### Goal
Set down the material below word for word, excluding the pictures.

### The records
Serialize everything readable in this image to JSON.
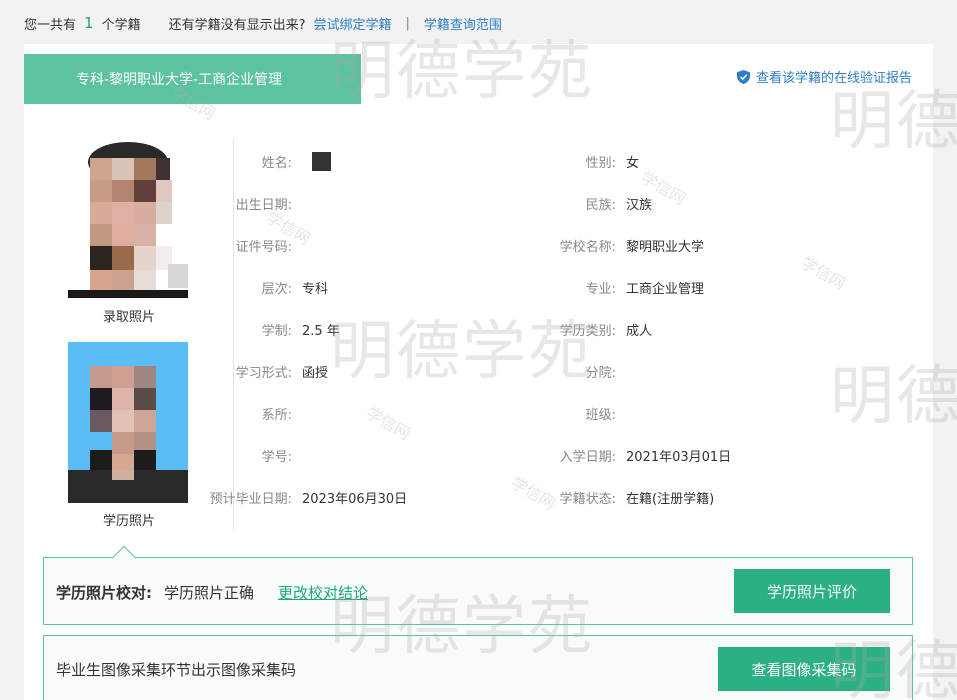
{
  "topbar": {
    "prefix": "您一共有",
    "count": "1",
    "suffix": "个学籍",
    "missing_text": "还有学籍没有显示出来?",
    "bind_link": "尝试绑定学籍",
    "separator": "|",
    "scope_link": "学籍查询范围"
  },
  "card": {
    "title": "专科-黎明职业大学-工商企业管理",
    "verify_link": "查看该学籍的在线验证报告"
  },
  "photos": {
    "admission_label": "录取照片",
    "degree_label": "学历照片"
  },
  "fields_left": [
    {
      "label": "姓名:",
      "value": ""
    },
    {
      "label": "出生日期:",
      "value": ""
    },
    {
      "label": "证件号码:",
      "value": ""
    },
    {
      "label": "层次:",
      "value": "专科"
    },
    {
      "label": "学制:",
      "value": "2.5 年"
    },
    {
      "label": "学习形式:",
      "value": "函授"
    },
    {
      "label": "系所:",
      "value": ""
    },
    {
      "label": "学号:",
      "value": ""
    },
    {
      "label": "预计毕业日期:",
      "value": "2023年06月30日"
    }
  ],
  "fields_right": [
    {
      "label": "性别:",
      "value": "女"
    },
    {
      "label": "民族:",
      "value": "汉族"
    },
    {
      "label": "学校名称:",
      "value": "黎明职业大学"
    },
    {
      "label": "专业:",
      "value": "工商企业管理"
    },
    {
      "label": "学历类别:",
      "value": "成人"
    },
    {
      "label": "分院:",
      "value": ""
    },
    {
      "label": "班级:",
      "value": ""
    },
    {
      "label": "入学日期:",
      "value": "2021年03月01日"
    },
    {
      "label": "学籍状态:",
      "value": "在籍(注册学籍)"
    }
  ],
  "photo_check": {
    "heading": "学历照片校对:",
    "result": "学历照片正确",
    "change_link": "更改校对结论",
    "button": "学历照片评价"
  },
  "image_code": {
    "text": "毕业生图像采集环节出示图像采集码",
    "button": "查看图像采集码"
  },
  "watermark": {
    "brand": "明德学苑",
    "brand_short": "明德",
    "site": "学信网"
  },
  "colors": {
    "accent": "#5dc2a0",
    "button": "#2bb085",
    "link": "#2e7dc5"
  }
}
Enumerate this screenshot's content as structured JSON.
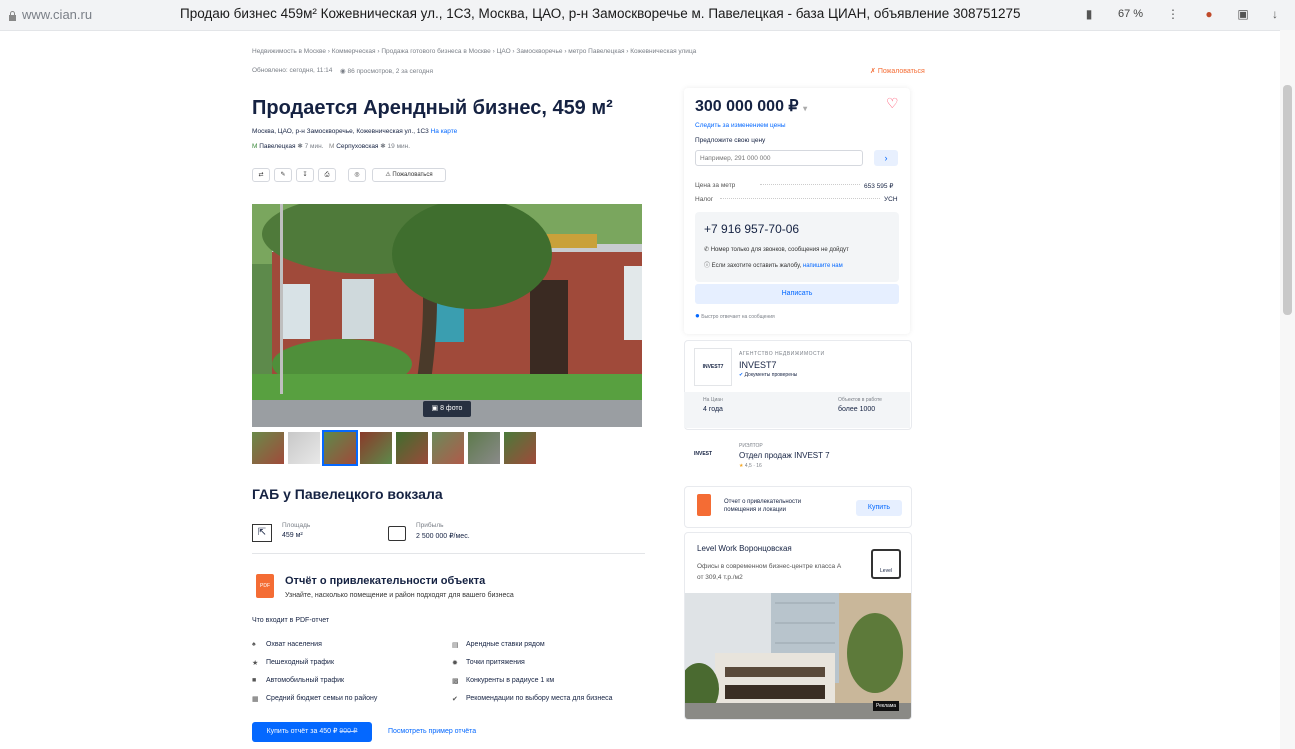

### Solution
Serialize everything readable in this image to JSON.
{
  "topbar": {
    "prefix": "您一共有",
    "count": "1",
    "suffix": "个学籍",
    "missing_text": "还有学籍没有显示出来?",
    "bind_link": "尝试绑定学籍",
    "separator": "|",
    "scope_link": "学籍查询范围"
  },
  "card": {
    "title": "专科-黎明职业大学-工商企业管理",
    "verify_link": "查看该学籍的在线验证报告"
  },
  "photos": {
    "admission_label": "录取照片",
    "degree_label": "学历照片"
  },
  "fields_left": [
    {
      "label": "姓名:",
      "value": ""
    },
    {
      "label": "出生日期:",
      "value": ""
    },
    {
      "label": "证件号码:",
      "value": ""
    },
    {
      "label": "层次:",
      "value": "专科"
    },
    {
      "label": "学制:",
      "value": "2.5 年"
    },
    {
      "label": "学习形式:",
      "value": "函授"
    },
    {
      "label": "系所:",
      "value": ""
    },
    {
      "label": "学号:",
      "value": ""
    },
    {
      "label": "预计毕业日期:",
      "value": "2023年06月30日"
    }
  ],
  "fields_right": [
    {
      "label": "性别:",
      "value": "女"
    },
    {
      "label": "民族:",
      "value": "汉族"
    },
    {
      "label": "学校名称:",
      "value": "黎明职业大学"
    },
    {
      "label": "专业:",
      "value": "工商企业管理"
    },
    {
      "label": "学历类别:",
      "value": "成人"
    },
    {
      "label": "分院:",
      "value": ""
    },
    {
      "label": "班级:",
      "value": ""
    },
    {
      "label": "入学日期:",
      "value": "2021年03月01日"
    },
    {
      "label": "学籍状态:",
      "value": "在籍(注册学籍)"
    }
  ],
  "photo_check": {
    "heading": "学历照片校对:",
    "result": "学历照片正确",
    "change_link": "更改校对结论",
    "button": "学历照片评价"
  },
  "image_code": {
    "text": "毕业生图像采集环节出示图像采集码",
    "button": "查看图像采集码"
  },
  "watermark": {
    "brand": "明德学苑",
    "brand_short": "明德",
    "site": "学信网"
  },
  "colors": {
    "accent": "#5dc2a0",
    "button": "#2bb085",
    "link": "#2e7dc5"
  }
}
Enumerate this screenshot's content as structured JSON.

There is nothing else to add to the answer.